● **Prompt**:
In the records below, find each line with the word "Output" and copy it.

● **Data shown**:
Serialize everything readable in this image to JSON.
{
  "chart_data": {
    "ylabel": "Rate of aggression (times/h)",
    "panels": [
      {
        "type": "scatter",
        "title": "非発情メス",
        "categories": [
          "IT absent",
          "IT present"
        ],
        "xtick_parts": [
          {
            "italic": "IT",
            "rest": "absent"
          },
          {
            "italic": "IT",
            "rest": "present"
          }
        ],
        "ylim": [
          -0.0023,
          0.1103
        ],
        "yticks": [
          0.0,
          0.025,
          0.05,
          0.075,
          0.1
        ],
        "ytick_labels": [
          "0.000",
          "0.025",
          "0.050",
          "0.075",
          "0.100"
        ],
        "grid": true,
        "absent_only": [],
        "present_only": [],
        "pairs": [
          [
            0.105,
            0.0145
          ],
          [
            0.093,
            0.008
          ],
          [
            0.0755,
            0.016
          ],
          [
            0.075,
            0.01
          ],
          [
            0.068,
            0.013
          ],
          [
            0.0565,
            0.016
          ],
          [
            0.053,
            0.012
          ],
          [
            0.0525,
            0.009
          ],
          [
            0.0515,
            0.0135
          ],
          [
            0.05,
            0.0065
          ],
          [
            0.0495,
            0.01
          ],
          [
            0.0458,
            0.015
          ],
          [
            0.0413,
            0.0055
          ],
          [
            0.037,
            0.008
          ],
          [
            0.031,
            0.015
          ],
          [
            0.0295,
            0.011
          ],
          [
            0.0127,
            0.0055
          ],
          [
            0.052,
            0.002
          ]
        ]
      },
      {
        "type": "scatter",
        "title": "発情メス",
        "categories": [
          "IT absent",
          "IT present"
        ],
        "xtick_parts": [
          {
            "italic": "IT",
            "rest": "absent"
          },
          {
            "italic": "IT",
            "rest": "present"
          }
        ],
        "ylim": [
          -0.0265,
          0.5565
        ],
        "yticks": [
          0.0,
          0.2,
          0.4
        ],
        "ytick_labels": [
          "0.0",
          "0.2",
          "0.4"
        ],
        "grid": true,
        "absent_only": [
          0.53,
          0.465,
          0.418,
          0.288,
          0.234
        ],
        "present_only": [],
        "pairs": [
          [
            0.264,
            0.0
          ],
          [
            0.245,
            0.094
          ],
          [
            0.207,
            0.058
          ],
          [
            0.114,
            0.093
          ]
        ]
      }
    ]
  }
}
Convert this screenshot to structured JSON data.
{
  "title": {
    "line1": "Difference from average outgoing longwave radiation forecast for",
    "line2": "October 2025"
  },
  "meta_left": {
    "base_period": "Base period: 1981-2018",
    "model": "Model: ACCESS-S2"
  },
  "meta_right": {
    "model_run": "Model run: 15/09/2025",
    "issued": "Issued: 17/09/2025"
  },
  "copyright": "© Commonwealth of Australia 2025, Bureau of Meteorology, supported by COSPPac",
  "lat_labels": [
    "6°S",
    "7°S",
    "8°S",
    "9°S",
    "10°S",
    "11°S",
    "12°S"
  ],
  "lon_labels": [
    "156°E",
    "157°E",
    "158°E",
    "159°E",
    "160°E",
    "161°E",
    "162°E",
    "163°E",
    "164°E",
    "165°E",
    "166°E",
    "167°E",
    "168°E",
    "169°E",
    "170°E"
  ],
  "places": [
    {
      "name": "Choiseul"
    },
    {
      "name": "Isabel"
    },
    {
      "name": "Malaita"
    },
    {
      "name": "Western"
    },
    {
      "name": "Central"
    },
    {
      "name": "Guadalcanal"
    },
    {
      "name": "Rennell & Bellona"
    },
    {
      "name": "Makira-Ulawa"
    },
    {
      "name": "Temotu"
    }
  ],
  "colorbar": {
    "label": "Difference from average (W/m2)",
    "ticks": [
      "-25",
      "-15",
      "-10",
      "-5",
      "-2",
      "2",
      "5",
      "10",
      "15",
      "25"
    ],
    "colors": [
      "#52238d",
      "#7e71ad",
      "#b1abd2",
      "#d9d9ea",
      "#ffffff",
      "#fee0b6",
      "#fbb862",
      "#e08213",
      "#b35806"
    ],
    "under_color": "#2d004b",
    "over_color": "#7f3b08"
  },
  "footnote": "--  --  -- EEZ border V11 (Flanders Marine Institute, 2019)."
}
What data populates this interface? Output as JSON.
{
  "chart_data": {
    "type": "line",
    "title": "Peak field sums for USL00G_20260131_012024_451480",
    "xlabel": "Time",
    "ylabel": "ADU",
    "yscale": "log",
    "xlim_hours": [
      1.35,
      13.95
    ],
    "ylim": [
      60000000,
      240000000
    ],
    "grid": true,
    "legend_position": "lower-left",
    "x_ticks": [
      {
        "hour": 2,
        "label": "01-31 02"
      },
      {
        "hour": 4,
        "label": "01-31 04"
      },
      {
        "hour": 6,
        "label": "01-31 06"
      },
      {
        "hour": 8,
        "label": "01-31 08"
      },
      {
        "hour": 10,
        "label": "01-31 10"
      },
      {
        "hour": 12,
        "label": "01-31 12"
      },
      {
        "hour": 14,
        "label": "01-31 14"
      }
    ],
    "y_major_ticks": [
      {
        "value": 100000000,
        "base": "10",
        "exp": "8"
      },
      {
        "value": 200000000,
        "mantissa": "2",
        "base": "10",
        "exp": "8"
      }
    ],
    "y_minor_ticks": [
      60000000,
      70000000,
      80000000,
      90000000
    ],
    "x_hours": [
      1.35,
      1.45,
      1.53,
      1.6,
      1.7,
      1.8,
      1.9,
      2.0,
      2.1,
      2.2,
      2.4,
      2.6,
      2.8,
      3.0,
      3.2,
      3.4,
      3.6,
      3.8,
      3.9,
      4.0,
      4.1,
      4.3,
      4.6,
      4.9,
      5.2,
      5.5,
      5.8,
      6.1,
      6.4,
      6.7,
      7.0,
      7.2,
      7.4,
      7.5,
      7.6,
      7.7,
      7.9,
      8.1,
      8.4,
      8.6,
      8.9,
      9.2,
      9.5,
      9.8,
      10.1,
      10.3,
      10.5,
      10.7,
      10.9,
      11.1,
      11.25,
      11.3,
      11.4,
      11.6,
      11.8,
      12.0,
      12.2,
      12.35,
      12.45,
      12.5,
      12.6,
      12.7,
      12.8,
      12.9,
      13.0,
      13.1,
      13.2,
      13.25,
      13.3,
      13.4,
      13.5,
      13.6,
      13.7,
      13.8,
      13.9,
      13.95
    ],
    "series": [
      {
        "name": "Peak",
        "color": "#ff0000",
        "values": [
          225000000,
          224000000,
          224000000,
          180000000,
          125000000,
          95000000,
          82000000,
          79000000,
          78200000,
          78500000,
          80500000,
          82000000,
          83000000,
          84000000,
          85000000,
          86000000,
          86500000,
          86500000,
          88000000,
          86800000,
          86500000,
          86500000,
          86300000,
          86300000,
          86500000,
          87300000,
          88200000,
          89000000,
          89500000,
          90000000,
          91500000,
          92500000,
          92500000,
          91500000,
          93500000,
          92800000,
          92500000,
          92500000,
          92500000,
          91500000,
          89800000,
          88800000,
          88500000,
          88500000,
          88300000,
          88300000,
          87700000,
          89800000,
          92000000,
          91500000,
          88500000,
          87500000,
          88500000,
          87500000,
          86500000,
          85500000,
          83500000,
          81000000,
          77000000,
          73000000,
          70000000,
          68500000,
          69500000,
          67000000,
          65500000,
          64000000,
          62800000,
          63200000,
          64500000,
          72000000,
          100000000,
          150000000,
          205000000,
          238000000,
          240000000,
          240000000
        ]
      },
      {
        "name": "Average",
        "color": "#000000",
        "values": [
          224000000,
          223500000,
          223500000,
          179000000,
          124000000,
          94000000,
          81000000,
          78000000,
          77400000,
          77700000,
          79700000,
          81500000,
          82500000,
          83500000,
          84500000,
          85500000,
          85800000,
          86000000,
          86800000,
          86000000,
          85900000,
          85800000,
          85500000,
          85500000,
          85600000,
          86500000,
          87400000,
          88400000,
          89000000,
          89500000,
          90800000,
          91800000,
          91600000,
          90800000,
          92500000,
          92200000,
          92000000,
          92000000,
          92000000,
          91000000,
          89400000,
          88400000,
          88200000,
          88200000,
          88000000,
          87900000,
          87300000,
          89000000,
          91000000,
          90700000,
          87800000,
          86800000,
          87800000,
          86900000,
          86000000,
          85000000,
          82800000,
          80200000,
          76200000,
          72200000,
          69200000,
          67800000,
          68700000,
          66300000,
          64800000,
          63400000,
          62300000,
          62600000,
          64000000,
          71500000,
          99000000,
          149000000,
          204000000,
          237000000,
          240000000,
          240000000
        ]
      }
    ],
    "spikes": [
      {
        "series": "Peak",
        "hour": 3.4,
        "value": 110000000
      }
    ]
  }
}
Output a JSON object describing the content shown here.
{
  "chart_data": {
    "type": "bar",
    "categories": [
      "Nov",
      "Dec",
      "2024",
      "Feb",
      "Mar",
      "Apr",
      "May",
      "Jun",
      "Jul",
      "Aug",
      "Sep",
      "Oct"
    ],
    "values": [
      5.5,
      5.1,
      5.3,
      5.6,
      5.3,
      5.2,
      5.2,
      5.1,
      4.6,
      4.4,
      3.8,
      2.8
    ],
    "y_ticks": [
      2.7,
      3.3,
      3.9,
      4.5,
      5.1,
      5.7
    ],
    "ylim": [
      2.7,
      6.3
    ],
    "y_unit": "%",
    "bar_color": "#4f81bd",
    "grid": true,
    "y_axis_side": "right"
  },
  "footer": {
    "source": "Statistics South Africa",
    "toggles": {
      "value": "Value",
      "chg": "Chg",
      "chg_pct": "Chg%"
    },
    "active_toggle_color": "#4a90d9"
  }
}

● **Exercise answer**:
What data populates this interface? Output as JSON.
Output a JSON object describing the content shown here.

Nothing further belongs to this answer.